=== PROBLEM REQUIREMENTS ===
Recast the listing below as a numbered list, dropping any blank lines.
──────── ITEMS ────────
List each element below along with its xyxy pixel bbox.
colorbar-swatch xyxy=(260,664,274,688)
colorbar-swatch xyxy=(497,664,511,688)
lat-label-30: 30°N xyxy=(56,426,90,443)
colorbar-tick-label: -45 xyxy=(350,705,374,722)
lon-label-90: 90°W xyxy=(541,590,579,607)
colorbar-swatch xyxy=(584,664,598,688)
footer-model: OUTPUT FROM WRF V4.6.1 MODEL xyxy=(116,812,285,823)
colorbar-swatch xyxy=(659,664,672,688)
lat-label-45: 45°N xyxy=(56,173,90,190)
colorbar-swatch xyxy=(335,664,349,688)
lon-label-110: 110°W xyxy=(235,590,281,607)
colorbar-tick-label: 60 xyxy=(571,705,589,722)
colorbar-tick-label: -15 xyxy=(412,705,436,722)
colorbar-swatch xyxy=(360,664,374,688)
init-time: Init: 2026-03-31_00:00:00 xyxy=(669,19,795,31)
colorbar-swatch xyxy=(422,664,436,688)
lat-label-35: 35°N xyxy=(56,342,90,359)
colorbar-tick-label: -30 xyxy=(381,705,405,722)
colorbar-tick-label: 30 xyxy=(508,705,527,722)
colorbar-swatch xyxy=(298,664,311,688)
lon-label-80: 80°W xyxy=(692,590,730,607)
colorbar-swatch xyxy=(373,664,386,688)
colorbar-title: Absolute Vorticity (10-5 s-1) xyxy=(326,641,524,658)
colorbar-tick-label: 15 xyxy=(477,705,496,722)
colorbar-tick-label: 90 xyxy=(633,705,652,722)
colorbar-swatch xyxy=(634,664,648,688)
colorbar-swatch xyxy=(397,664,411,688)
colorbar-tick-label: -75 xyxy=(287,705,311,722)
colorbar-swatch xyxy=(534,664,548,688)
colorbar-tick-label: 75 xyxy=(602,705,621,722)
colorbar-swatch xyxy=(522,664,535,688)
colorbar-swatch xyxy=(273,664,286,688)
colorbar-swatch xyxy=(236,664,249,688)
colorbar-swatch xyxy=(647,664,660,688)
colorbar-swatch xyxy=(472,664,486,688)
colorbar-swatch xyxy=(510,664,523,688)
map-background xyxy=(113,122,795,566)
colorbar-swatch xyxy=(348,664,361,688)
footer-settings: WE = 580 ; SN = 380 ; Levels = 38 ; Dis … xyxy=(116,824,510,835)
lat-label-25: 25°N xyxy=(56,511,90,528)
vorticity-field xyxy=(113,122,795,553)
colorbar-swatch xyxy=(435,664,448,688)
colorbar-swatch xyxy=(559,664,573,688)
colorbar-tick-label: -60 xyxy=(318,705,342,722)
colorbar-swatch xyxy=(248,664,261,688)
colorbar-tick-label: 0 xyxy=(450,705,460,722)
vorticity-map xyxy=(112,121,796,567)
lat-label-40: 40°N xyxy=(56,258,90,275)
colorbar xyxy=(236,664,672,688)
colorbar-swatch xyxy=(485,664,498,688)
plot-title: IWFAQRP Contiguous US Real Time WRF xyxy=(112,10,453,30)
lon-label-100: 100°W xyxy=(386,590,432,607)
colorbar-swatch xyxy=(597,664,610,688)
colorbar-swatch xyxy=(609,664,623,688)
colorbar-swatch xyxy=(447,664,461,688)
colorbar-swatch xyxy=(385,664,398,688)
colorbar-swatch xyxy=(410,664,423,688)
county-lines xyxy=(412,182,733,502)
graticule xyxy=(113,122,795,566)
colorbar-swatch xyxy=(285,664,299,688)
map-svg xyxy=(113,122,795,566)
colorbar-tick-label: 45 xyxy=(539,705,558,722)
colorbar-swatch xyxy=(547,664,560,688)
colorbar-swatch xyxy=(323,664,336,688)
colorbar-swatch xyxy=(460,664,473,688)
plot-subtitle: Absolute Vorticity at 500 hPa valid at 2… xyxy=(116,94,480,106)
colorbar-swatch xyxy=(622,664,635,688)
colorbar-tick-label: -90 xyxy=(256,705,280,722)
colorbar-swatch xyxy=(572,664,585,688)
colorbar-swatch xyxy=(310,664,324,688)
────────
=== REPLY ===
1. List each element below along with its xyxy pixel bbox.
2. colorbar-swatch xyxy=(260,664,274,688)
3. colorbar-swatch xyxy=(497,664,511,688)
4. lat-label-30: 30°N xyxy=(56,426,90,443)
5. colorbar-tick-label: -45 xyxy=(350,705,374,722)
6. lon-label-90: 90°W xyxy=(541,590,579,607)
7. colorbar-swatch xyxy=(584,664,598,688)
8. footer-model: OUTPUT FROM WRF V4.6.1 MODEL xyxy=(116,812,285,823)
9. colorbar-swatch xyxy=(659,664,672,688)
10. lat-label-45: 45°N xyxy=(56,173,90,190)
11. colorbar-swatch xyxy=(335,664,349,688)
12. lon-label-110: 110°W xyxy=(235,590,281,607)
13. colorbar-tick-label: 60 xyxy=(571,705,589,722)
14. colorbar-tick-label: -15 xyxy=(412,705,436,722)
15. colorbar-swatch xyxy=(360,664,374,688)
16. init-time: Init: 2026-03-31_00:00:00 xyxy=(669,19,795,31)
17. colorbar-swatch xyxy=(422,664,436,688)
18. lat-label-35: 35°N xyxy=(56,342,90,359)
19. colorbar-tick-label: -30 xyxy=(381,705,405,722)
20. colorbar-tick-label: 30 xyxy=(508,705,527,722)
21. colorbar-swatch xyxy=(298,664,311,688)
22. lon-label-80: 80°W xyxy=(692,590,730,607)
23. colorbar-swatch xyxy=(373,664,386,688)
24. colorbar-title: Absolute Vorticity (10-5 s-1) xyxy=(326,641,524,658)
25. colorbar-tick-label: 15 xyxy=(477,705,496,722)
26. colorbar-tick-label: 90 xyxy=(633,705,652,722)
27. colorbar-swatch xyxy=(634,664,648,688)
28. colorbar-swatch xyxy=(397,664,411,688)
29. colorbar-tick-label: -75 xyxy=(287,705,311,722)
30. colorbar-swatch xyxy=(534,664,548,688)
31. colorbar-tick-label: 75 xyxy=(602,705,621,722)
32. colorbar-swatch xyxy=(522,664,535,688)
33. colorbar-swatch xyxy=(273,664,286,688)
34. colorbar-swatch xyxy=(236,664,249,688)
35. colorbar-swatch xyxy=(647,664,660,688)
36. colorbar-swatch xyxy=(472,664,486,688)
37. colorbar-swatch xyxy=(510,664,523,688)
38. map-background xyxy=(113,122,795,566)
39. colorbar-swatch xyxy=(348,664,361,688)
40. footer-settings: WE = 580 ; SN = 380 ; Levels = 38 ; Dis … xyxy=(116,824,510,835)
41. lat-label-25: 25°N xyxy=(56,511,90,528)
42. vorticity-field xyxy=(113,122,795,553)
43. colorbar-swatch xyxy=(435,664,448,688)
44. colorbar-swatch xyxy=(559,664,573,688)
45. colorbar-tick-label: -60 xyxy=(318,705,342,722)
46. colorbar-swatch xyxy=(248,664,261,688)
47. colorbar-tick-label: 0 xyxy=(450,705,460,722)
48. vorticity-map xyxy=(112,121,796,567)
49. lat-label-40: 40°N xyxy=(56,258,90,275)
50. colorbar xyxy=(236,664,672,688)
51. colorbar-swatch xyxy=(485,664,498,688)
52. plot-title: IWFAQRP Contiguous US Real Time WRF xyxy=(112,10,453,30)
53. lon-label-100: 100°W xyxy=(386,590,432,607)
54. colorbar-swatch xyxy=(597,664,610,688)
55. colorbar-swatch xyxy=(609,664,623,688)
56. colorbar-swatch xyxy=(447,664,461,688)
57. colorbar-swatch xyxy=(385,664,398,688)
58. colorbar-swatch xyxy=(410,664,423,688)
59. county-lines xyxy=(412,182,733,502)
60. graticule xyxy=(113,122,795,566)
61. colorbar-swatch xyxy=(285,664,299,688)
62. map-svg xyxy=(113,122,795,566)
63. colorbar-tick-label: 45 xyxy=(539,705,558,722)
64. colorbar-swatch xyxy=(547,664,560,688)
65. colorbar-swatch xyxy=(323,664,336,688)
66. colorbar-swatch xyxy=(460,664,473,688)
67. plot-subtitle: Absolute Vorticity at 500 hPa valid at 2… xyxy=(116,94,480,106)
68. colorbar-swatch xyxy=(622,664,635,688)
69. colorbar-tick-label: -90 xyxy=(256,705,280,722)
70. colorbar-swatch xyxy=(572,664,585,688)
71. colorbar-swatch xyxy=(310,664,324,688)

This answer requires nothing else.